▶ _Exercise objective_
Copy all lines in which the word "mountains" can be found.

Data entries
#####

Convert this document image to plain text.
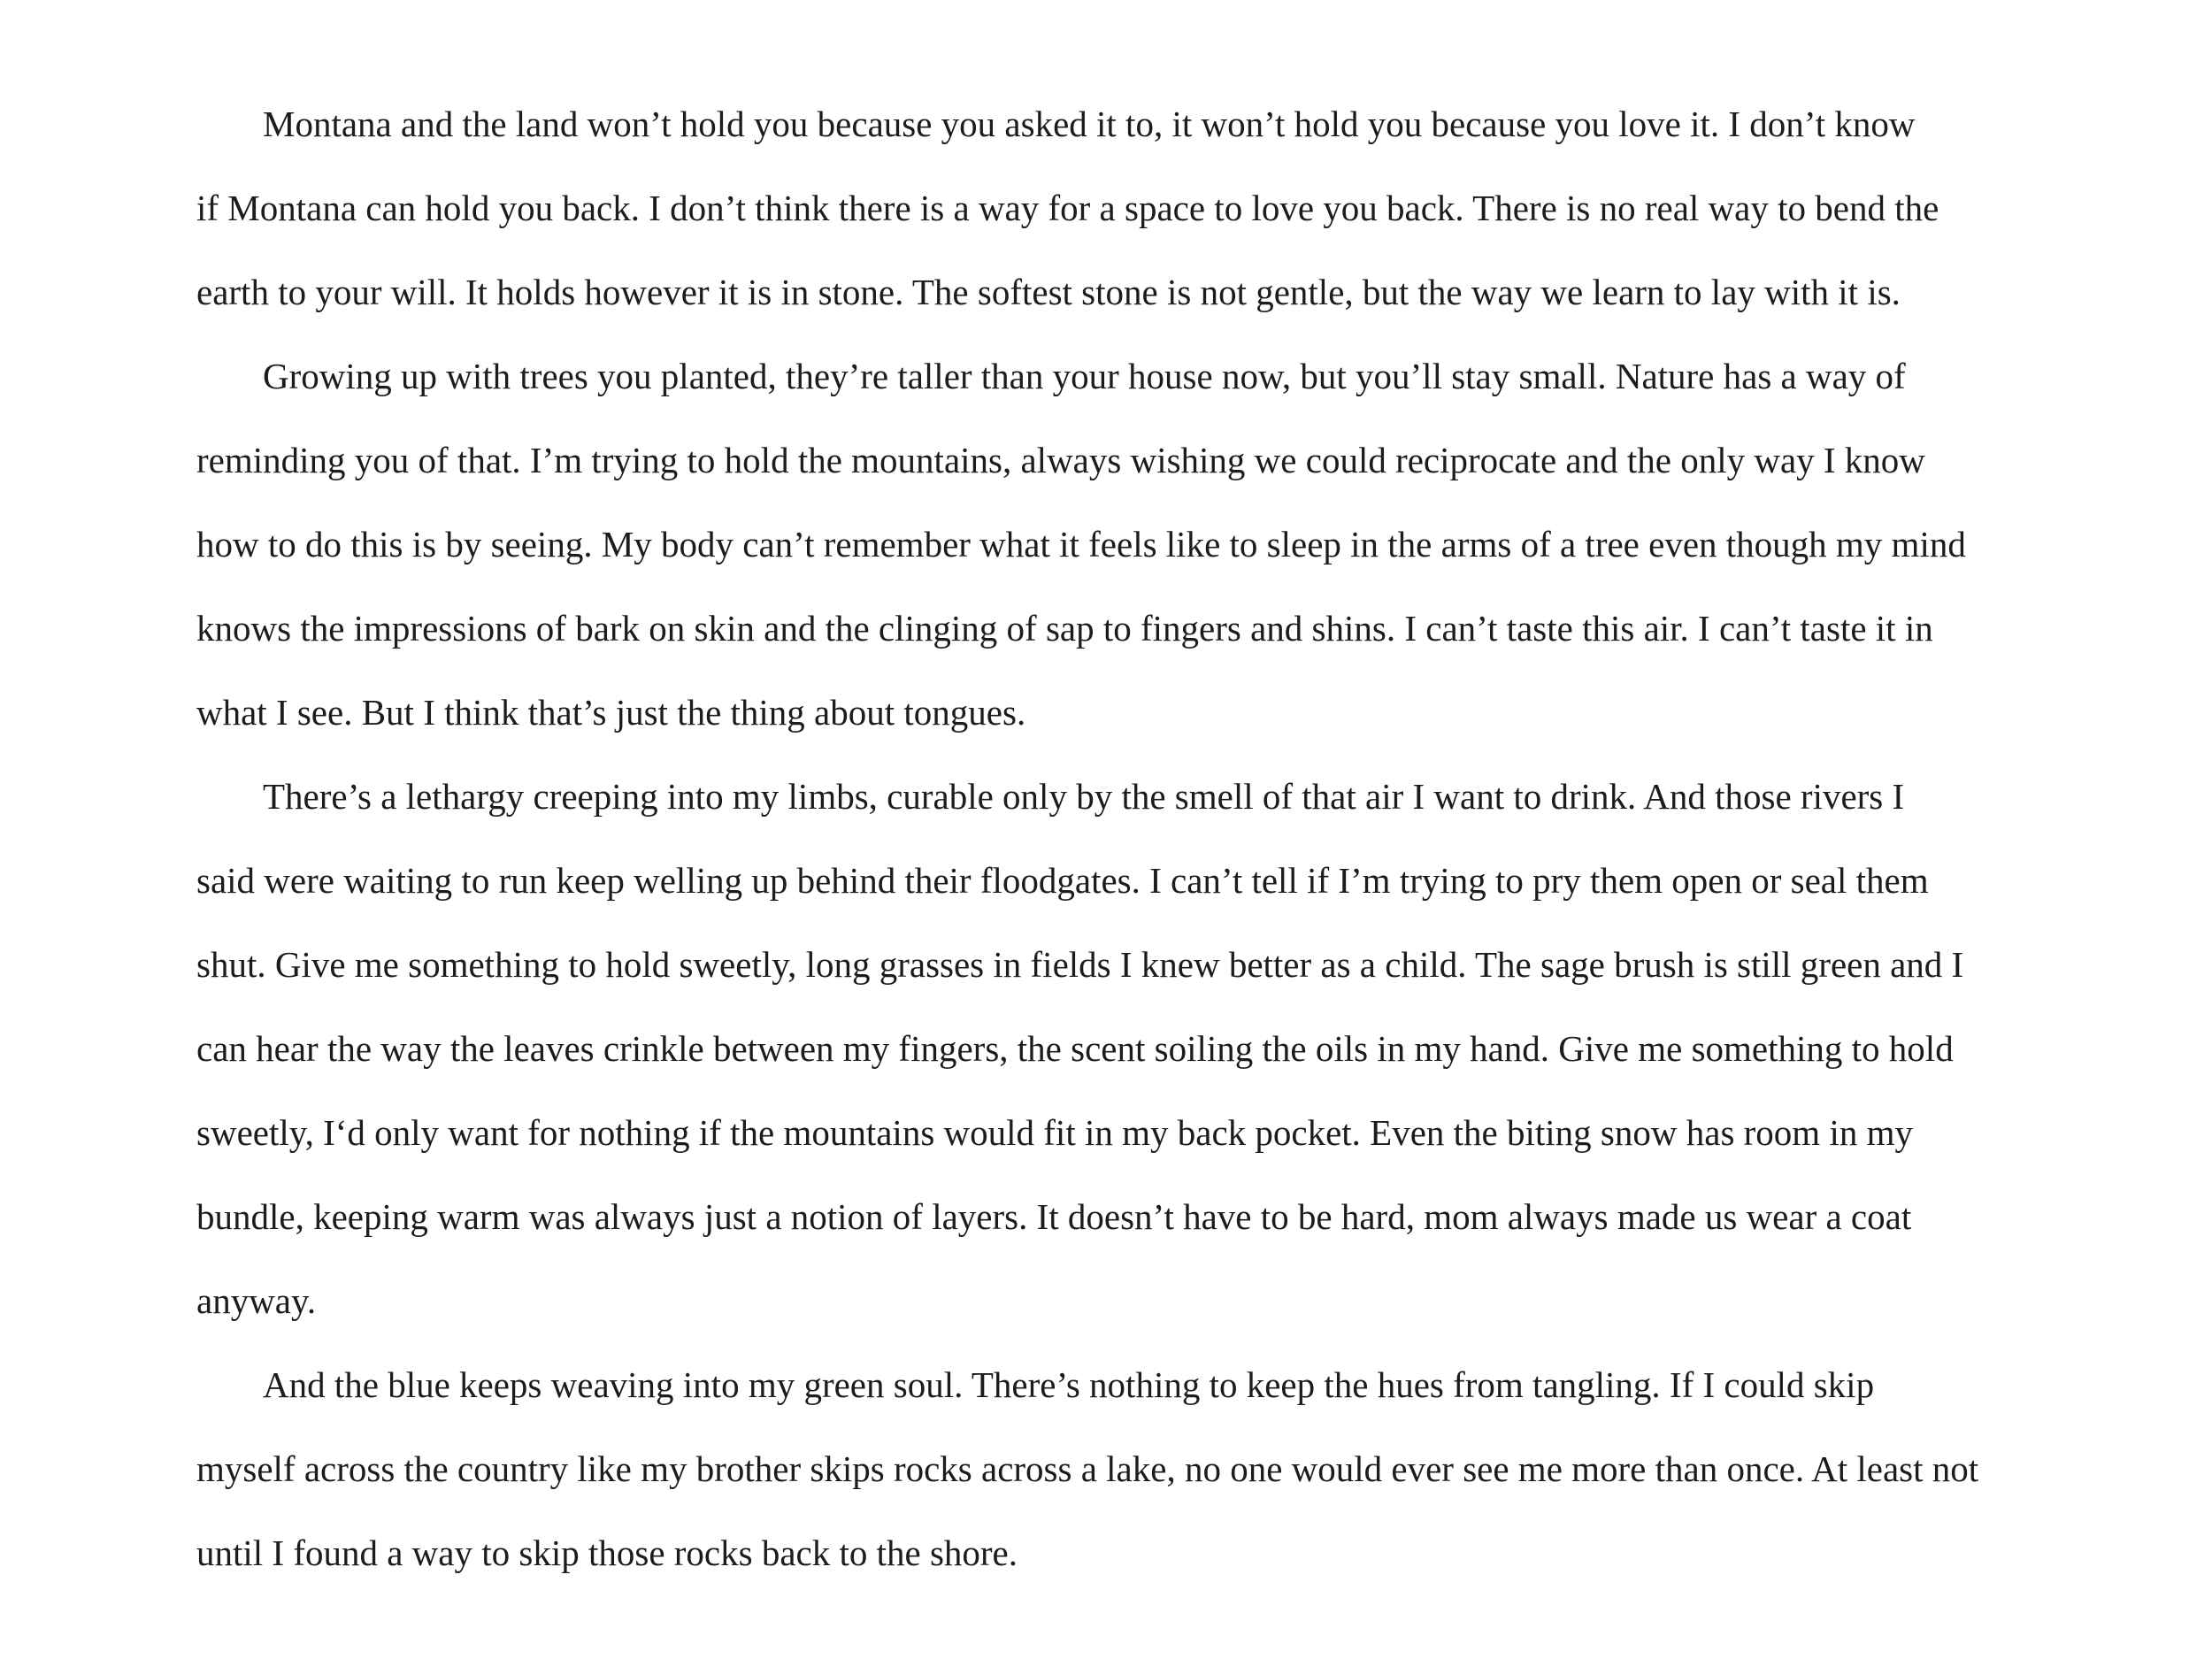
Montana and the land won’t hold you because you asked it to, it won’t hold you because you love it. I don’t know
if Montana can hold you back. I don’t think there is a way for a space to love you back. There is no real way to bend the
earth to your will. It holds however it is in stone. The softest stone is not gentle, but the way we learn to lay with it is.
Growing up with trees you planted, they’re taller than your house now, but you’ll stay small. Nature has a way of
reminding you of that. I’m trying to hold the mountains, always wishing we could reciprocate and the only way I know
how to do this is by seeing. My body can’t remember what it feels like to sleep in the arms of a tree even though my mind
knows the impressions of bark on skin and the clinging of sap to fingers and shins. I can’t taste this air. I can’t taste it in
what I see. But I think that’s just the thing about tongues.
There’s a lethargy creeping into my limbs, curable only by the smell of that air I want to drink. And those rivers I
said were waiting to run keep welling up behind their floodgates. I can’t tell if I’m trying to pry them open or seal them
shut. Give me something to hold sweetly, long grasses in fields I knew better as a child. The sage brush is still green and I
can hear the way the leaves crinkle between my fingers, the scent soiling the oils in my hand. Give me something to hold
sweetly, I‘d only want for nothing if the mountains would fit in my back pocket. Even the biting snow has room in my
bundle, keeping warm was always just a notion of layers. It doesn’t have to be hard, mom always made us wear a coat
anyway.
And the blue keeps weaving into my green soul. There’s nothing to keep the hues from tangling. If I could skip
myself across the country like my brother skips rocks across a lake, no one would ever see me more than once. At least not
until I found a way to skip those rocks back to the shore.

#####

▶ _Solution_
reminding you of that. I’m trying to hold the mountains, always wishing we could reciprocate and the only way I know
sweetly, I‘d only want for nothing if the mountains would fit in my back pocket. Even the biting snow has room in my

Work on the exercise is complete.